## [Exercise prompt]
Note each line of the listing that contains the string "icon", and copy it.

------------------------------------------------------------------------

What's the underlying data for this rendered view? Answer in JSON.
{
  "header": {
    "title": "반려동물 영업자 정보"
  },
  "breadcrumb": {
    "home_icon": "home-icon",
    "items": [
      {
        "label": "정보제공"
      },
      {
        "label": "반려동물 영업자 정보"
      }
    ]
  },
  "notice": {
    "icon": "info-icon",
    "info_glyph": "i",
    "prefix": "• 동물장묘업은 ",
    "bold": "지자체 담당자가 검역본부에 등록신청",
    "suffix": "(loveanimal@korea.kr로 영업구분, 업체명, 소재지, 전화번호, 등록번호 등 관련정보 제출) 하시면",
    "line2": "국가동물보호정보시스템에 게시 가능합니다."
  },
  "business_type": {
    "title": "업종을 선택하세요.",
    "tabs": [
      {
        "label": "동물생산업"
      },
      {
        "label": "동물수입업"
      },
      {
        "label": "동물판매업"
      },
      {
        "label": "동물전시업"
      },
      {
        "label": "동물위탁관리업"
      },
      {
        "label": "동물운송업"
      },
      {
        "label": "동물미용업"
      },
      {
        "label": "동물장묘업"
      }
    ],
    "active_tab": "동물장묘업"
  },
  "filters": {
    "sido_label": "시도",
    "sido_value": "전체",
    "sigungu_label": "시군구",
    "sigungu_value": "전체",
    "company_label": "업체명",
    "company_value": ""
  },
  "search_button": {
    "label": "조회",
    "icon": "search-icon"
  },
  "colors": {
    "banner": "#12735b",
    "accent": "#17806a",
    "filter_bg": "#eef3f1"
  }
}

------------------------------------------------------------------------

## [Output for this exercise]
    "home_icon": "home-icon",
    "icon": "info-icon",
    "icon": "search-icon"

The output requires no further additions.